TEKST DO CZYTANIA:
▼
ZALETY
- Genialny sensor
- Ogólne parametry techniczne
- Dwa przyciski umożliwiające zmianę DPI w górę i w dół
- TactiX
- Ślizgacze
WADY
- Ogólna jakość wykonania
- Jakość oprogramowania
- Głośne kliknięcia myszką
- Słabo wykonane podświetlenie
- Gumowy kabel
- Tylko dla praworęcznych
Marka Cooler Master znana jest wam pewnie nie od dzisiaj. Kojarzyć ją możecie ze świetnego chłodzenia, a ostatnio z każdej strony wyskakują reklamy ich projektów obudowy, oczywiście z odpowiednią liczbą wentylatorów i podświetlenia. Czy jednak doświadczenie nabyte podczas produkcji sprzętów z tych gałęzi technologii wystarczy, żeby stworzyć dobrą gamingową myszkę? Przekonajmy się!
Czujnik: Pixart 3360 Optical
Rozdzielczość: 100 DPI – 12 000 DPI
Maks. przyspieszenie: 50g
Maks. szybkość: 250 IPS
Wskaźniki (LED): RGB
Częstotliwość raportowania położenia: 1000 Hz
Programowane przyciski: 7
Wysokość: 124,8 mm
Szerokość: 60,4 mm
Głębokość: 40,2 mm
Waga: 99 g, tylko mysz (132,5 g, mysz z kablem)
▲
POLECENIA DO ĆWICZEŃ:
1. Ile według recenzji myszy waży sama mysz, bez kabla?
2. Przepisz wiernie fragment recenzji myszy, zaczynając od słów "Czujnik: Pixart 3360" i kontynuując aż do słów "mysz z kablem)" włącznie.

PRZEKAZANE REKORDY:
▼
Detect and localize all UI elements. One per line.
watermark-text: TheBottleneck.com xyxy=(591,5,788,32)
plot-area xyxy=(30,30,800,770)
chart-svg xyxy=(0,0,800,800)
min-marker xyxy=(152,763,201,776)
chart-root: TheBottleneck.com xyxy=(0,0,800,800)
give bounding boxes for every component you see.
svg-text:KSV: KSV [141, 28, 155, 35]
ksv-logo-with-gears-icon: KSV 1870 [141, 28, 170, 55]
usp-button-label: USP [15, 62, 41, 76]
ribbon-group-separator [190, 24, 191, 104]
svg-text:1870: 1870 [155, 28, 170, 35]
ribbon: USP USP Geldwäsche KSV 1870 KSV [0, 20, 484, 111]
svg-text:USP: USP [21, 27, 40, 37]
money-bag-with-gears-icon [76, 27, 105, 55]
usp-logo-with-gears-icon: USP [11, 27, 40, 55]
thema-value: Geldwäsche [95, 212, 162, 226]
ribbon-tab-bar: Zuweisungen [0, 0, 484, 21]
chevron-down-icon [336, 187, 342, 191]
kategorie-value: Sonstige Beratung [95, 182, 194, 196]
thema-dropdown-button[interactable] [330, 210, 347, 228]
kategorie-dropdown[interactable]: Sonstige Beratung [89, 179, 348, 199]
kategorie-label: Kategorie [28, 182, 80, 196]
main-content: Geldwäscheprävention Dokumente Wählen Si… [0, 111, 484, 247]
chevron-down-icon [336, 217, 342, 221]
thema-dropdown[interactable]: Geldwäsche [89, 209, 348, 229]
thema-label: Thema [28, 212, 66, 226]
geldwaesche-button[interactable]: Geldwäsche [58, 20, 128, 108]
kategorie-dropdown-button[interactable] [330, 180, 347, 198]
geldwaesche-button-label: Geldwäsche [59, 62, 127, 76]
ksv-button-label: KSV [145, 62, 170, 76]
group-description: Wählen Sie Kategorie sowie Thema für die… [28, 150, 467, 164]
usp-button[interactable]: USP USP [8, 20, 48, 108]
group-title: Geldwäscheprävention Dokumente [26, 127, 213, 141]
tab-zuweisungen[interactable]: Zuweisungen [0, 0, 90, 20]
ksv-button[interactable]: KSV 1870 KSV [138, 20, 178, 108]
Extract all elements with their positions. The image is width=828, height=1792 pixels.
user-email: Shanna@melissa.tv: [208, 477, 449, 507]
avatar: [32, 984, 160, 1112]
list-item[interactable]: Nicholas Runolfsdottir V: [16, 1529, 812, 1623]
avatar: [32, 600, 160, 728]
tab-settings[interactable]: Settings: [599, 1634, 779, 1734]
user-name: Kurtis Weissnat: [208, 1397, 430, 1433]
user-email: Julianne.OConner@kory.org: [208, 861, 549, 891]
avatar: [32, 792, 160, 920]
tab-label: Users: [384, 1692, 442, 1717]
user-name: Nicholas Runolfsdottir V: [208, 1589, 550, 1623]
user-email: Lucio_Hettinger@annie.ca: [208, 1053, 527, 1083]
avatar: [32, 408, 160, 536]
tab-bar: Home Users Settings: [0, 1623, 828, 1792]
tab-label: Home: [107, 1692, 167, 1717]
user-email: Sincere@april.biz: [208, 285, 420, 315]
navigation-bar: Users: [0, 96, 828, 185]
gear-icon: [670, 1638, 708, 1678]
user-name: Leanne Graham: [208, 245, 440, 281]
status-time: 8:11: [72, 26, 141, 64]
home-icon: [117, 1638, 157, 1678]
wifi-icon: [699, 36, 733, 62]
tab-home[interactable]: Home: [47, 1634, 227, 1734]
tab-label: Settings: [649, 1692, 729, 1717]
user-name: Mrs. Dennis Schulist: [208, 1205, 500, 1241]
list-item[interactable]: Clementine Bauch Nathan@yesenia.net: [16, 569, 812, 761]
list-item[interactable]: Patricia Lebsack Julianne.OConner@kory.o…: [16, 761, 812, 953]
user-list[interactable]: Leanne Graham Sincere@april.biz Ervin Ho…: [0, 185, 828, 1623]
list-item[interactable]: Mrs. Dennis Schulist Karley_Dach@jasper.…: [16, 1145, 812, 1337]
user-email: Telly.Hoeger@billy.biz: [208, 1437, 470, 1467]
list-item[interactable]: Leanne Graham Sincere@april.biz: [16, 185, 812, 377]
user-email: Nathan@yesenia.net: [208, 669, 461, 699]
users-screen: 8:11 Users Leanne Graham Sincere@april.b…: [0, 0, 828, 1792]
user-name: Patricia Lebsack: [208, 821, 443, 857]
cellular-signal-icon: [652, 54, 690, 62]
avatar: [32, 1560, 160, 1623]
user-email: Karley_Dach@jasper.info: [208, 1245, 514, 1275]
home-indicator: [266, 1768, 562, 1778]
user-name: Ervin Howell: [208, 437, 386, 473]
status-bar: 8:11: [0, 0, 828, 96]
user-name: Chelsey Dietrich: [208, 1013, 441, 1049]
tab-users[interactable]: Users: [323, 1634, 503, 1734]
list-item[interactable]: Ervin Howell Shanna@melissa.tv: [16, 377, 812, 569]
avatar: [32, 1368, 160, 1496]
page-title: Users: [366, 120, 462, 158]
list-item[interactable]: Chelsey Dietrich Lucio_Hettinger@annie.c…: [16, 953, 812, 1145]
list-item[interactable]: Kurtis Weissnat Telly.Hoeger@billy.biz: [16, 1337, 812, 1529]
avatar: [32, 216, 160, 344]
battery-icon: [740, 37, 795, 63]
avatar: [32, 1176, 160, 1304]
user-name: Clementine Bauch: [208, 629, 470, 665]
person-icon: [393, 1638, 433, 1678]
▲
ODPOWIEDZI DO ZADAŃ:
1. 99 g.

2.
Czujnik: Pixart 3360 Optical
Rozdzielczość: 100 DPI – 12 000 DPI
Maks. przyspieszenie: 50g
Maks. szybkość: 250 IPS
Wskaźniki (LED): RGB
Częstotliwość raportowania położenia: 1000 Hz
Programowane przyciski: 7
Wysokość: 124,8 mm
Szerokość: 60,4 mm
Głębokość: 40,2 mm
Waga: 99 g, tylko mysz (132,5 g, mysz z kablem)